begin

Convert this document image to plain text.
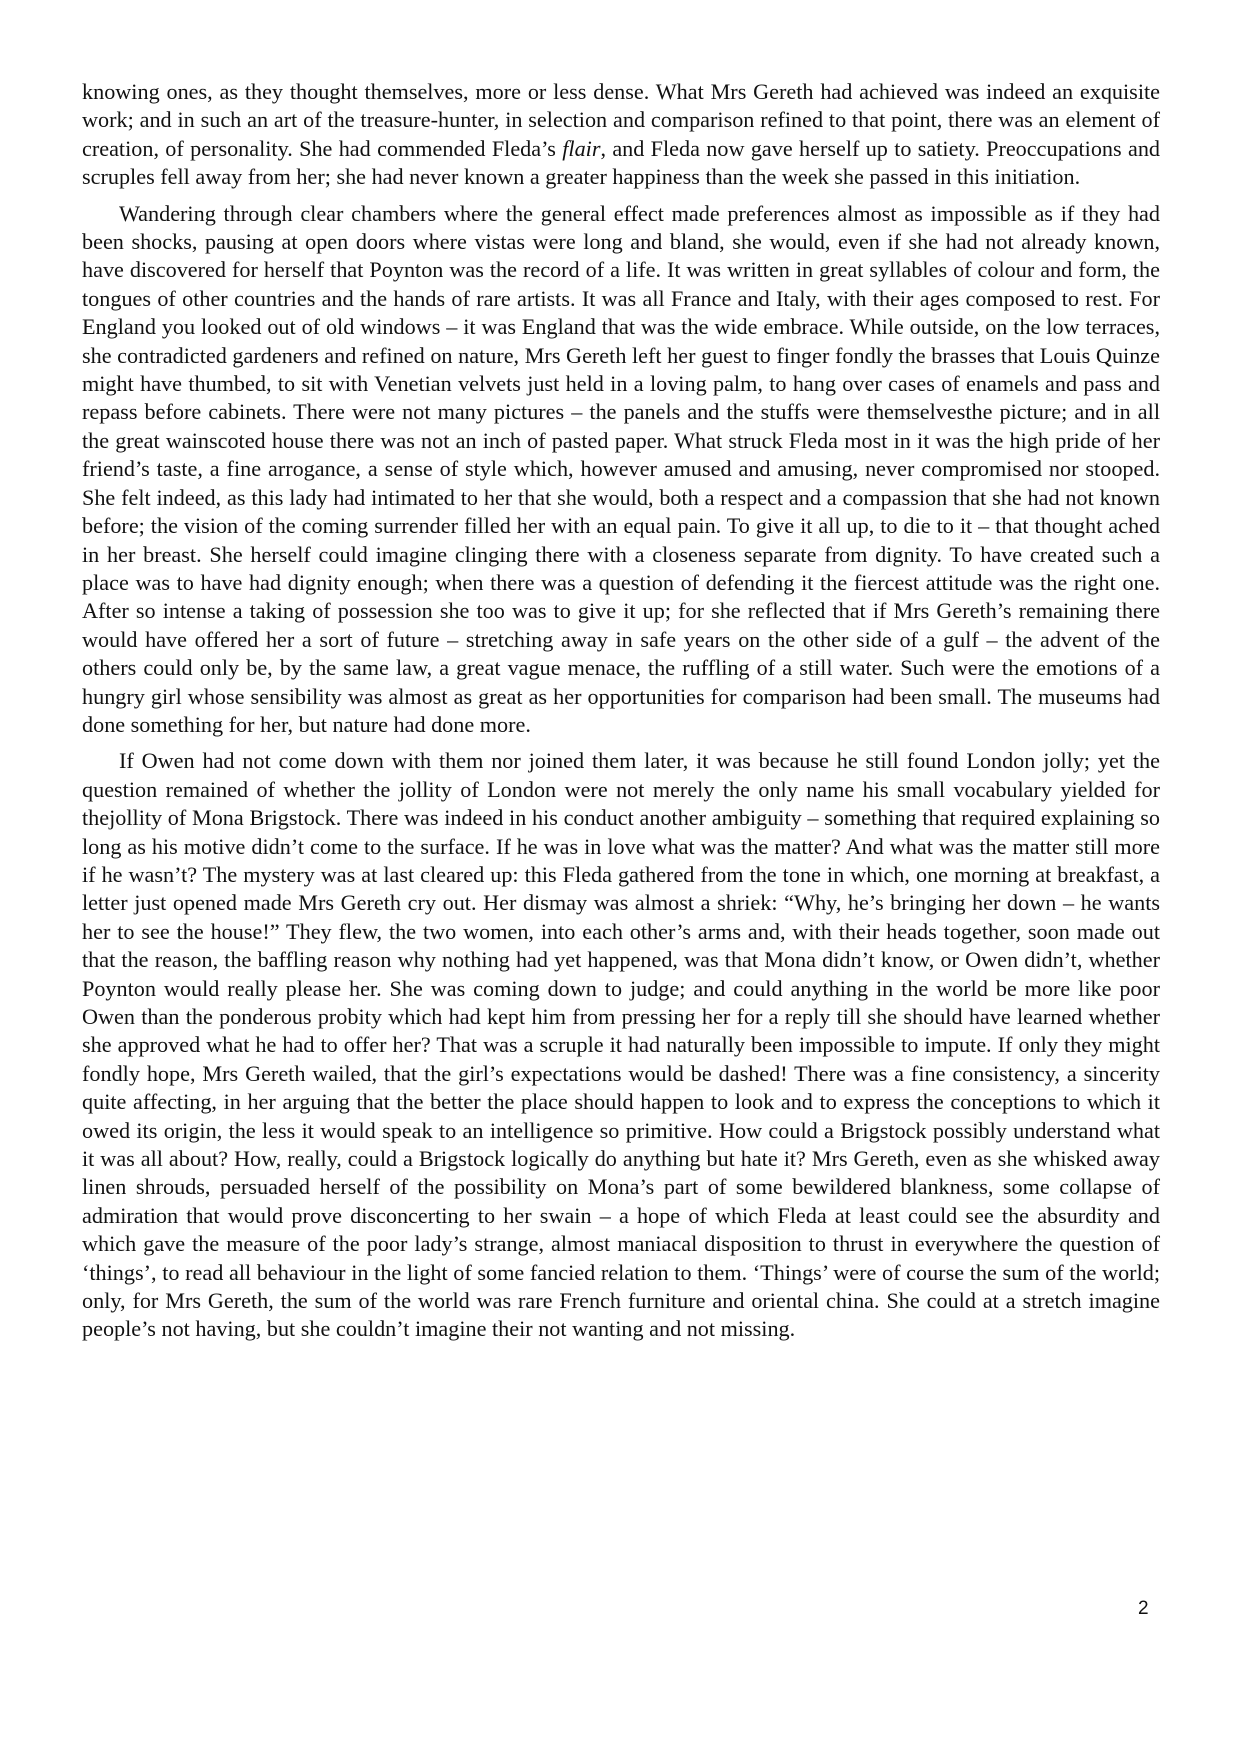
knowing ones, as they thought themselves, more or less dense. What Mrs Gereth had achieved was indeed an exquisite work; and in such an art of the treasure-hunter, in selection and comparison refined to that point, there was an element of creation, of personality. She had commended Fleda’s flair, and Fleda now gave herself up to satiety. Preoccupations and scruples fell away from her; she had never known a greater happiness than the week she passed in this initiation.

Wandering through clear chambers where the general effect made preferences almost as impossible as if they had been shocks, pausing at open doors where vistas were long and bland, she would, even if she had not already known, have discovered for herself that Poynton was the record of a life. It was written in great syllables of colour and form, the tongues of other countries and the hands of rare artists. It was all France and Italy, with their ages composed to rest. For England you looked out of old windows – it was England that was the wide embrace. While outside, on the low terraces, she contradicted gardeners and refined on nature, Mrs Gereth left her guest to finger fondly the brasses that Louis Quinze might have thumbed, to sit with Venetian velvets just held in a loving palm, to hang over cases of enamels and pass and repass before cabinets. There were not many pictures – the panels and the stuffs were themselvesthe picture; and in all the great wainscoted house there was not an inch of pasted paper. What struck Fleda most in it was the high pride of her friend’s taste, a fine arrogance, a sense of style which, however amused and amusing, never compromised nor stooped. She felt indeed, as this lady had intimated to her that she would, both a respect and a compassion that she had not known before; the vision of the coming surrender filled her with an equal pain. To give it all up, to die to it – that thought ached in her breast. She herself could imagine clinging there with a closeness separate from dignity. To have created such a place was to have had dignity enough; when there was a question of defending it the fiercest attitude was the right one. After so intense a taking of possession she too was to give it up; for she reflected that if Mrs Gereth’s remaining there would have offered her a sort of future – stretching away in safe years on the other side of a gulf – the advent of the others could only be, by the same law, a great vague menace, the ruffling of a still water. Such were the emotions of a hungry girl whose sensibility was almost as great as her opportunities for comparison had been small. The museums had done something for her, but nature had done more.

If Owen had not come down with them nor joined them later, it was because he still found London jolly; yet the question remained of whether the jollity of London were not merely the only name his small vocabulary yielded for thejollity of Mona Brigstock. There was indeed in his conduct another ambiguity – something that required explaining so long as his motive didn’t come to the surface. If he was in love what was the matter? And what was the matter still more if he wasn’t? The mystery was at last cleared up: this Fleda gathered from the tone in which, one morning at breakfast, a letter just opened made Mrs Gereth cry out. Her dismay was almost a shriek: “Why, he’s bringing her down – he wants her to see the house!” They flew, the two women, into each other’s arms and, with their heads together, soon made out that the reason, the baffling reason why nothing had yet happened, was that Mona didn’t know, or Owen didn’t, whether Poynton would really please her. She was coming down to judge; and could anything in the world be more like poor Owen than the ponderous probity which had kept him from pressing her for a reply till she should have learned whether she approved what he had to offer her? That was a scruple it had naturally been impossible to impute. If only they might fondly hope, Mrs Gereth wailed, that the girl’s expectations would be dashed! There was a fine consistency, a sincerity quite affecting, in her arguing that the better the place should happen to look and to express the conceptions to which it owed its origin, the less it would speak to an intelligence so primitive. How could a Brigstock possibly understand what it was all about? How, really, could a Brigstock logically do anything but hate it? Mrs Gereth, even as she whisked away linen shrouds, persuaded herself of the possibility on Mona’s part of some bewildered blankness, some collapse of admiration that would prove disconcerting to her swain – a hope of which Fleda at least could see the absurdity and which gave the measure of the poor lady’s strange, almost maniacal disposition to thrust in everywhere the question of ‘things’, to read all behaviour in the light of some fancied relation to them. ‘Things’ were of course the sum of the world; only, for Mrs Gereth, the sum of the world was rare French furniture and oriental china. She could at a stretch imagine people’s not having, but she couldn’t imagine their not wanting and not missing.

2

end

Exercise aim —
Copy out the listing exactly as it stands, but not the pictures.

Answer for this exercise —
Convert this document image to plain text.
knowing ones, as they thought themselves, more or less dense. What Mrs Gereth had achieved was indeed an exquisite work; and in such an art of the treasure-hunter, in selection and comparison refined to that point, there was an element of creation, of personality. She had commended Fleda’s flair, and Fleda now gave herself up to satiety. Preoccupations and scruples fell away from her; she had never known a greater happiness than the week she passed in this initiation.

Wandering through clear chambers where the general effect made preferences almost as impossible as if they had been shocks, pausing at open doors where vistas were long and bland, she would, even if she had not already known, have discovered for herself that Poynton was the record of a life. It was written in great syllables of colour and form, the tongues of other countries and the hands of rare artists. It was all France and Italy, with their ages composed to rest. For England you looked out of old windows – it was England that was the wide embrace. While outside, on the low terraces, she contradicted gardeners and refined on nature, Mrs Gereth left her guest to finger fondly the brasses that Louis Quinze might have thumbed, to sit with Venetian velvets just held in a loving palm, to hang over cases of enamels and pass and repass before cabinets. There were not many pictures – the panels and the stuffs were themselvesthe picture; and in all the great wainscoted house there was not an inch of pasted paper. What struck Fleda most in it was the high pride of her friend’s taste, a fine arrogance, a sense of style which, however amused and amusing, never compromised nor stooped. She felt indeed, as this lady had intimated to her that she would, both a respect and a compassion that she had not known before; the vision of the coming surrender filled her with an equal pain. To give it all up, to die to it – that thought ached in her breast. She herself could imagine clinging there with a closeness separate from dignity. To have created such a place was to have had dignity enough; when there was a question of defending it the fiercest attitude was the right one. After so intense a taking of possession she too was to give it up; for she reflected that if Mrs Gereth’s remaining there would have offered her a sort of future – stretching away in safe years on the other side of a gulf – the advent of the others could only be, by the same law, a great vague menace, the ruffling of a still water. Such were the emotions of a hungry girl whose sensibility was almost as great as her opportunities for comparison had been small. The museums had done something for her, but nature had done more.

If Owen had not come down with them nor joined them later, it was because he still found London jolly; yet the question remained of whether the jollity of London were not merely the only name his small vocabulary yielded for thejollity of Mona Brigstock. There was indeed in his conduct another ambiguity – something that required explaining so long as his motive didn’t come to the surface. If he was in love what was the matter? And what was the matter still more if he wasn’t? The mystery was at last cleared up: this Fleda gathered from the tone in which, one morning at breakfast, a letter just opened made Mrs Gereth cry out. Her dismay was almost a shriek: “Why, he’s bringing her down – he wants her to see the house!” They flew, the two women, into each other’s arms and, with their heads together, soon made out that the reason, the baffling reason why nothing had yet happened, was that Mona didn’t know, or Owen didn’t, whether Poynton would really please her. She was coming down to judge; and could anything in the world be more like poor Owen than the ponderous probity which had kept him from pressing her for a reply till she should have learned whether she approved what he had to offer her? That was a scruple it had naturally been impossible to impute. If only they might fondly hope, Mrs Gereth wailed, that the girl’s expectations would be dashed! There was a fine consistency, a sincerity quite affecting, in her arguing that the better the place should happen to look and to express the conceptions to which it owed its origin, the less it would speak to an intelligence so primitive. How could a Brigstock possibly understand what it was all about? How, really, could a Brigstock logically do anything but hate it? Mrs Gereth, even as she whisked away linen shrouds, persuaded herself of the possibility on Mona’s part of some bewildered blankness, some collapse of admiration that would prove disconcerting to her swain – a hope of which Fleda at least could see the absurdity and which gave the measure of the poor lady’s strange, almost maniacal disposition to thrust in everywhere the question of ‘things’, to read all behaviour in the light of some fancied relation to them. ‘Things’ were of course the sum of the world; only, for Mrs Gereth, the sum of the world was rare French furniture and oriental china. She could at a stretch imagine people’s not having, but she couldn’t imagine their not wanting and not missing.

2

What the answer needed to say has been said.